▶ [Exercise] Quote the entries word for word. Omit the pictures.
— START Exercise material —
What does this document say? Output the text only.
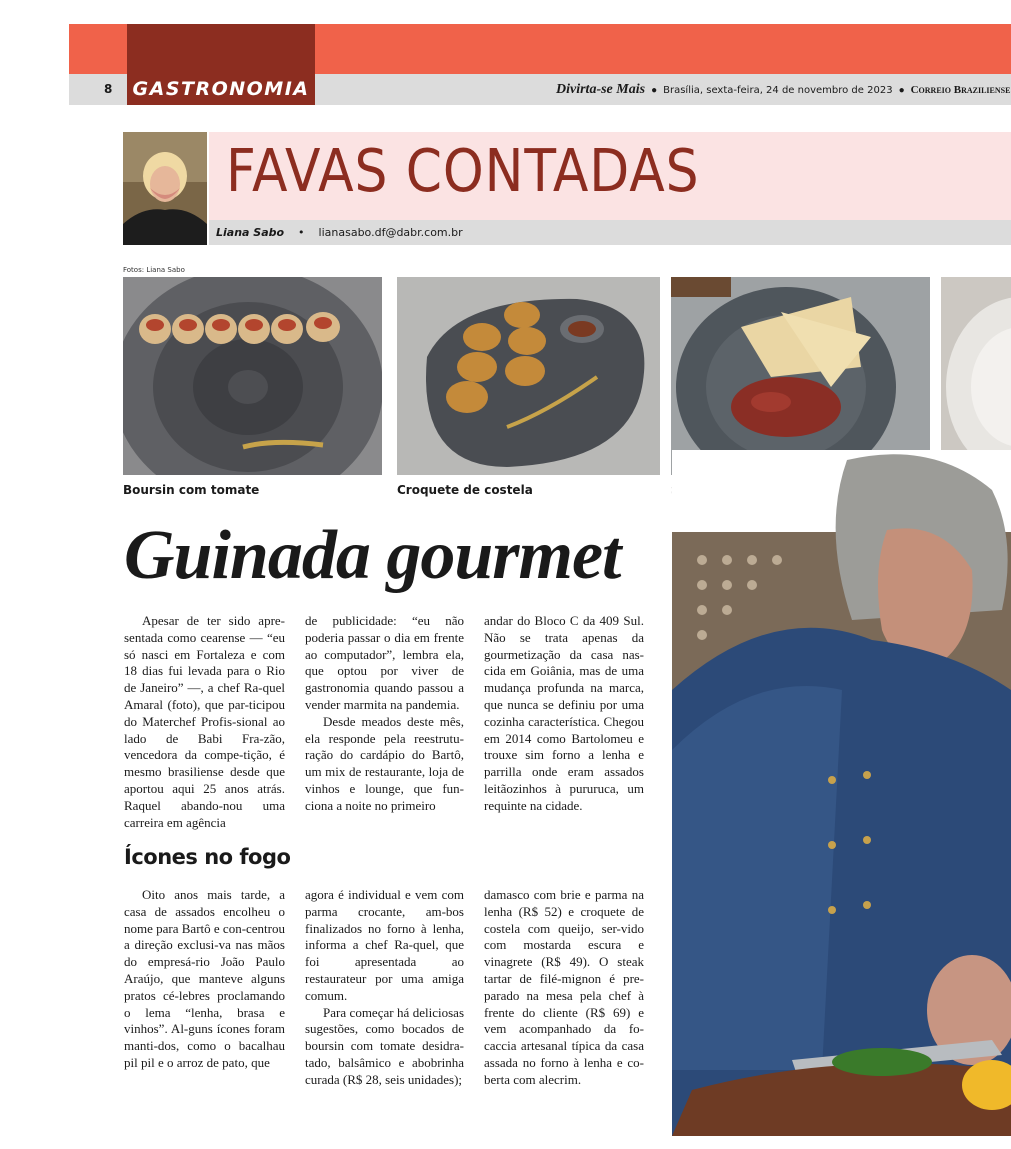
GASTRONOMIA
8	Divirta-se Mais ● Brasília, sexta-feira, 24 de novembro de 2023 ● Correio Braziliense
FAVAS CONTADAS
Liana Sabo    •    lianasabo.df@dabr.com.br
Fotos: Liana Sabo
Boursin com tomate	Croquete de costela
Guinada gourmet

Apesar de ter sido apre-sentada como cearense — “eu só nasci em Fortaleza e com 18 dias fui levada para o Rio de Janeiro” —, a chef Ra-quel Amaral (foto), que par-ticipou do Materchef Profis-sional ao lado de Babi Fra-zão, vencedora da compe-tição, é mesmo brasiliense desde que aportou aqui 25 anos atrás. Raquel abando-nou uma carreira em agência

de publicidade: “eu não poderia passar o dia em frente ao computador”, lembra ela, que optou por viver de gastronomia quando passou a vender marmita na pandemia.

Desde meados deste mês, ela responde pela reestrutu-ração do cardápio do Bartô, um mix de restaurante, loja de vinhos e lounge, que fun-ciona a noite no primeiro

andar do Bloco C da 409 Sul. Não se trata apenas da gourmetização da casa nas-cida em Goiânia, mas de uma mudança profunda na marca, que nunca se definiu por uma cozinha característica. Chegou em 2014 como Bartolomeu e trouxe sim forno a lenha e parrilla onde eram assados leitãozinhos à pururuca, um requinte na cidade.

Ícones no fogo

Oito anos mais tarde, a casa de assados encolheu o nome para Bartô e con-centrou a direção exclusi-va nas mãos do empresá-rio João Paulo Araújo, que manteve alguns pratos cé-lebres proclamando o lema “lenha, brasa e vinhos”. Al-guns ícones foram manti-dos, como o bacalhau pil pil e o arroz de pato, que

agora é individual e vem com parma crocante, am-bos finalizados no forno à lenha, informa a chef Ra-quel, que foi apresentada ao restaurateur por uma amiga comum.

Para começar há deliciosas sugestões, como bocados de boursin com tomate desidra-tado, balsâmico e abobrinha curada (R$ 28, seis unidades);

damasco com brie e parma na lenha (R$ 52) e croquete de costela com queijo, ser-vido com mostarda escura e vinagrete (R$ 49). O steak tartar de filé-mignon é pre-parado na mesa pela chef à frente do cliente (R$ 69) e vem acompanhado da fo-caccia artesanal típica da casa assada no forno à lenha e co-berta com alecrim.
— END Exercise material —
▶ [Exercise result]
What does this document say? Output the text only.
GASTRONOMIA
8	Divirta-se Mais ● Brasília, sexta-feira, 24 de novembro de 2023 ● Correio Braziliense
FAVAS CONTADAS
Liana Sabo    •    lianasabo.df@dabr.com.br
Fotos: Liana Sabo
Boursin com tomate	Croquete de costela
Guinada gourmet

Apesar de ter sido apre-sentada como cearense — “eu só nasci em Fortaleza e com 18 dias fui levada para o Rio de Janeiro” —, a chef Ra-quel Amaral (foto), que par-ticipou do Materchef Profis-sional ao lado de Babi Fra-zão, vencedora da compe-tição, é mesmo brasiliense desde que aportou aqui 25 anos atrás. Raquel abando-nou uma carreira em agência

de publicidade: “eu não poderia passar o dia em frente ao computador”, lembra ela, que optou por viver de gastronomia quando passou a vender marmita na pandemia.

Desde meados deste mês, ela responde pela reestrutu-ração do cardápio do Bartô, um mix de restaurante, loja de vinhos e lounge, que fun-ciona a noite no primeiro

andar do Bloco C da 409 Sul. Não se trata apenas da gourmetização da casa nas-cida em Goiânia, mas de uma mudança profunda na marca, que nunca se definiu por uma cozinha característica. Chegou em 2014 como Bartolomeu e trouxe sim forno a lenha e parrilla onde eram assados leitãozinhos à pururuca, um requinte na cidade.

Ícones no fogo

Oito anos mais tarde, a casa de assados encolheu o nome para Bartô e con-centrou a direção exclusi-va nas mãos do empresá-rio João Paulo Araújo, que manteve alguns pratos cé-lebres proclamando o lema “lenha, brasa e vinhos”. Al-guns ícones foram manti-dos, como o bacalhau pil pil e o arroz de pato, que

agora é individual e vem com parma crocante, am-bos finalizados no forno à lenha, informa a chef Ra-quel, que foi apresentada ao restaurateur por uma amiga comum.

Para começar há deliciosas sugestões, como bocados de boursin com tomate desidra-tado, balsâmico e abobrinha curada (R$ 28, seis unidades);

damasco com brie e parma na lenha (R$ 52) e croquete de costela com queijo, ser-vido com mostarda escura e vinagrete (R$ 49). O steak tartar de filé-mignon é pre-parado na mesa pela chef à frente do cliente (R$ 69) e vem acompanhado da fo-caccia artesanal típica da casa assada no forno à lenha e co-berta com alecrim.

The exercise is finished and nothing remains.